EXERCISE MATERIALS —
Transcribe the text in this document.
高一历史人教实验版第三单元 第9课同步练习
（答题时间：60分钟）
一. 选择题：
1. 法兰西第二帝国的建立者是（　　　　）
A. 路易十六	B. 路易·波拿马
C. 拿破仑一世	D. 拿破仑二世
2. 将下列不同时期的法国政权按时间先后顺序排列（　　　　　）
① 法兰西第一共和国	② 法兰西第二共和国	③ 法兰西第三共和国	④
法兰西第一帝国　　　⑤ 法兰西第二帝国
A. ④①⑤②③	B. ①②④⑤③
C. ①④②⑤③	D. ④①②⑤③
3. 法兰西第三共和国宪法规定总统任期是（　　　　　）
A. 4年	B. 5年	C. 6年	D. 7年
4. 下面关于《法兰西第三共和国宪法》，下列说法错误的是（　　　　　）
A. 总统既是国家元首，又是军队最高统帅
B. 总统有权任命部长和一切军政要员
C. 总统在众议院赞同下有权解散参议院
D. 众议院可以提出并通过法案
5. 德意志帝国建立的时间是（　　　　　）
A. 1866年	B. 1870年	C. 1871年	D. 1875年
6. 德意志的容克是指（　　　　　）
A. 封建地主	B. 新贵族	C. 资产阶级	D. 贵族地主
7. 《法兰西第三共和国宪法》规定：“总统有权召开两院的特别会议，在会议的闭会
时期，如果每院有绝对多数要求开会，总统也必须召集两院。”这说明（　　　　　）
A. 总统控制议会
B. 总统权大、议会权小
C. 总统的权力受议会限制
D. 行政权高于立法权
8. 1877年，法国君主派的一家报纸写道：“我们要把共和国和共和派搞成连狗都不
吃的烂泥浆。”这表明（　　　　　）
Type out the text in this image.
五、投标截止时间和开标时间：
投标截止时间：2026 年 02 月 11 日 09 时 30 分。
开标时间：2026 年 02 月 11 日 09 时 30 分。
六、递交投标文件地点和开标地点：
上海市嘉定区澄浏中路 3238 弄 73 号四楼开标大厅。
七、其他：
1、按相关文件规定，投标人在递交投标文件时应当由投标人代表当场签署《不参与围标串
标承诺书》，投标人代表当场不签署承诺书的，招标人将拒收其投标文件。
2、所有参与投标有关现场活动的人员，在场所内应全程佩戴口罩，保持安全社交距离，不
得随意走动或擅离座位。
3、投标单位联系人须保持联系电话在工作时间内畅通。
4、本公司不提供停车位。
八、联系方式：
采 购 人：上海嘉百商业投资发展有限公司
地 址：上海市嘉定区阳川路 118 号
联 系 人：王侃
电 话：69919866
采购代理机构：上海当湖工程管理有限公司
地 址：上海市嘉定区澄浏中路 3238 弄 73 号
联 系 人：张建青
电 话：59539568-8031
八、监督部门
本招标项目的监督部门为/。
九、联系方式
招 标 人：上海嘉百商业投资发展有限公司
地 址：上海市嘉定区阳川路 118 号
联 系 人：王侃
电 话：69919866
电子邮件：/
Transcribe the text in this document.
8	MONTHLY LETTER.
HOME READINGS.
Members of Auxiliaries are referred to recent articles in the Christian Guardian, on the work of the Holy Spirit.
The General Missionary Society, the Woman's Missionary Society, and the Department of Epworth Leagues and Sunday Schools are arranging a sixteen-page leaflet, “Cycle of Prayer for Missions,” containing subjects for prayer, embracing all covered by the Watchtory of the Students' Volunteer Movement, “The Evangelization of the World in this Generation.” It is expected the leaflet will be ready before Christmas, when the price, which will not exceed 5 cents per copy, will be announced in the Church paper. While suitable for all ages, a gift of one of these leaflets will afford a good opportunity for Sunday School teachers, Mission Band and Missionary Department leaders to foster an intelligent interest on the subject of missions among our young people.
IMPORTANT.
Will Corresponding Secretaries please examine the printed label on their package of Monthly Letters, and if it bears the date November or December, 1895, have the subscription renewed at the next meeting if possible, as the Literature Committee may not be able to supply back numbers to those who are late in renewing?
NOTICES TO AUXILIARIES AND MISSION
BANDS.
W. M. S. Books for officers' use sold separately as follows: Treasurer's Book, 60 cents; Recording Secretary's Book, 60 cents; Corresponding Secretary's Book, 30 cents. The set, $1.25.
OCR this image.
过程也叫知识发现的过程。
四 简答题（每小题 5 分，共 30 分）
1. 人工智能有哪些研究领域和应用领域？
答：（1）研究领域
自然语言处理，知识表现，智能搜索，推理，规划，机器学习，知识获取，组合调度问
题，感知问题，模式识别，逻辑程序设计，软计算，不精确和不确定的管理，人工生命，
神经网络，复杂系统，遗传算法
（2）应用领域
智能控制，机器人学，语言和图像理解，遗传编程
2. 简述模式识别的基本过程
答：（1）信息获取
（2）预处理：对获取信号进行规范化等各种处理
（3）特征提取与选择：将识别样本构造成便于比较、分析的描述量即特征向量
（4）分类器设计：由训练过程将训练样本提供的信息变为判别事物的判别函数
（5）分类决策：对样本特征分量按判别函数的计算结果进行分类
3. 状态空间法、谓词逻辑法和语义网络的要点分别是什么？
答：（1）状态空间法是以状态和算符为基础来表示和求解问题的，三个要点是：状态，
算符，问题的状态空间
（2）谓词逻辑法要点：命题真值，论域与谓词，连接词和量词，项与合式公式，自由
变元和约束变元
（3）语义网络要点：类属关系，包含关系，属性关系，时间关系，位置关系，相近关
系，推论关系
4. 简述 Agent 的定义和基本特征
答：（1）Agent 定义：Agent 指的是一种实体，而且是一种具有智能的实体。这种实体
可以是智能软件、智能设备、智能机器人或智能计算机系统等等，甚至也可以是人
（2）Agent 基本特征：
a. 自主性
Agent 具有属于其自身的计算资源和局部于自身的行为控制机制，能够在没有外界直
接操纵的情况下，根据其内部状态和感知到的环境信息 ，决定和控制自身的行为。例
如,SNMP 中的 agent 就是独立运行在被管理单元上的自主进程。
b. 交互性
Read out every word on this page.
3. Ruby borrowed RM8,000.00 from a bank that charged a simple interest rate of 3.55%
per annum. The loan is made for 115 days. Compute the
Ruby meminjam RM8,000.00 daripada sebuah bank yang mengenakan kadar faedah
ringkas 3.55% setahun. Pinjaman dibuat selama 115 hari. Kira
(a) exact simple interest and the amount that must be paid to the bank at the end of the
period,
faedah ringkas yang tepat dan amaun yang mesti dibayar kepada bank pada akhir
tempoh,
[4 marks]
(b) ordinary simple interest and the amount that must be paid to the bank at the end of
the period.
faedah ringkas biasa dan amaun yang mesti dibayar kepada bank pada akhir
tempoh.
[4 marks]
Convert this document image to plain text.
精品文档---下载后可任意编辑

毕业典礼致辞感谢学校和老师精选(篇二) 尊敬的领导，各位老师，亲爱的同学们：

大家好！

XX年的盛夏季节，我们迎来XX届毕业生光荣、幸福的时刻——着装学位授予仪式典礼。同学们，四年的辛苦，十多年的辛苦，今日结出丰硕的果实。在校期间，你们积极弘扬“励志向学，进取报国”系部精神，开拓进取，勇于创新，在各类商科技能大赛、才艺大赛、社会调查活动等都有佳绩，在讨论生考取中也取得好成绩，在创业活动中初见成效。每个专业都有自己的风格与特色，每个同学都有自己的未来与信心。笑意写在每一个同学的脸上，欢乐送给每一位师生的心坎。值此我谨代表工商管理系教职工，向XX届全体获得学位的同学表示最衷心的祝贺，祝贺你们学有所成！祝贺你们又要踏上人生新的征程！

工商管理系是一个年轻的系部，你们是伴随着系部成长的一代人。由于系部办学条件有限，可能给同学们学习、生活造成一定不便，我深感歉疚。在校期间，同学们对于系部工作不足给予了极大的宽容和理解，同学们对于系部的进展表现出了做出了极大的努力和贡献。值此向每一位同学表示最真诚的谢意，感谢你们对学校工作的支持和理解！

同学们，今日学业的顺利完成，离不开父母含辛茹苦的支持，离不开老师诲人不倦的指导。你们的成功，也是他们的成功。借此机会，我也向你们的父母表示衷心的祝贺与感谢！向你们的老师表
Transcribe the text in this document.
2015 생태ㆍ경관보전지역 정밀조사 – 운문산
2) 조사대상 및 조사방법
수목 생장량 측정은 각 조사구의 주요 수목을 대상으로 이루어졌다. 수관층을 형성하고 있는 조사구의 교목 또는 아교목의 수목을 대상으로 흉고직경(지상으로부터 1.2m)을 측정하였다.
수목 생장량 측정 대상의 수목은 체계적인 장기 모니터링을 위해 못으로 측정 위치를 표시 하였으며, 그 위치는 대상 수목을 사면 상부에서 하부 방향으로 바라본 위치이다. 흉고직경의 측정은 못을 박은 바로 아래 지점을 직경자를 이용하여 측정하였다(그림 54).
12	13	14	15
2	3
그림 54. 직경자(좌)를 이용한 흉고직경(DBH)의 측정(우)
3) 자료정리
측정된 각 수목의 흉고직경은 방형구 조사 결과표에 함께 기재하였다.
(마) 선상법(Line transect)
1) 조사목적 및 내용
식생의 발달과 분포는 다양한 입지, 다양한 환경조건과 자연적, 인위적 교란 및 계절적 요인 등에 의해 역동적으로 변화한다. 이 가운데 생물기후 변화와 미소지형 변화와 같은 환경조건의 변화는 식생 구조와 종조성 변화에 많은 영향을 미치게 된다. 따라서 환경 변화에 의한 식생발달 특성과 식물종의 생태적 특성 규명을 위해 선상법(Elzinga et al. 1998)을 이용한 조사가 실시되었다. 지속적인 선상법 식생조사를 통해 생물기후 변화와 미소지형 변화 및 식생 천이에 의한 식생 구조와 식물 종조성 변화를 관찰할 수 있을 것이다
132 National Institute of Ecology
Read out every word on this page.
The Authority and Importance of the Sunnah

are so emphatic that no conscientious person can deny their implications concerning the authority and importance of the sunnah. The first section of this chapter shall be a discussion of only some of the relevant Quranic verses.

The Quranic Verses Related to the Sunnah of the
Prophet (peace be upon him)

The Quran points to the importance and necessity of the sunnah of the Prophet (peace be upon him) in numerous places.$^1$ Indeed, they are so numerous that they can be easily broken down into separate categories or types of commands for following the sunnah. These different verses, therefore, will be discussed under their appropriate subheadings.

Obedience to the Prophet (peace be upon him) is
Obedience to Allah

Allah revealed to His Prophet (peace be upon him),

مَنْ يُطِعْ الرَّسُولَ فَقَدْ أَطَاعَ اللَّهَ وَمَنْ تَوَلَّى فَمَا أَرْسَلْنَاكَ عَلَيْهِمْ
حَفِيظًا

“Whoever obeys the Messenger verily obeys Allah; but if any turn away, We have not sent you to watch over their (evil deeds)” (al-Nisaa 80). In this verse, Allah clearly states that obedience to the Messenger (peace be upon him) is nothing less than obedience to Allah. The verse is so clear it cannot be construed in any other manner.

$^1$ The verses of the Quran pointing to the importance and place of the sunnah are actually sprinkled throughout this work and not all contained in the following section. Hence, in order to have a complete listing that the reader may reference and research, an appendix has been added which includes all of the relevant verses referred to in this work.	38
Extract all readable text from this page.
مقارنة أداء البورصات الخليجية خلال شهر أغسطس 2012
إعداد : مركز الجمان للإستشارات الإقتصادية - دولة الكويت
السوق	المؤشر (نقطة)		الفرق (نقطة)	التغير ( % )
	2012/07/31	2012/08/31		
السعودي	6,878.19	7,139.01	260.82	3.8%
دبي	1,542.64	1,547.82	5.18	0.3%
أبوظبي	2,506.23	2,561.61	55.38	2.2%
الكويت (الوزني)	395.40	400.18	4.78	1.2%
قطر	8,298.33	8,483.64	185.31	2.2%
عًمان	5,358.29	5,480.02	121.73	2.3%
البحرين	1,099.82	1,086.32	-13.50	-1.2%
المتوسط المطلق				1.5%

REQUIRED TASK — Report how many lines of the records above contain the word "Quranic", and give only that number.

EXPECTED OUTPUT — 2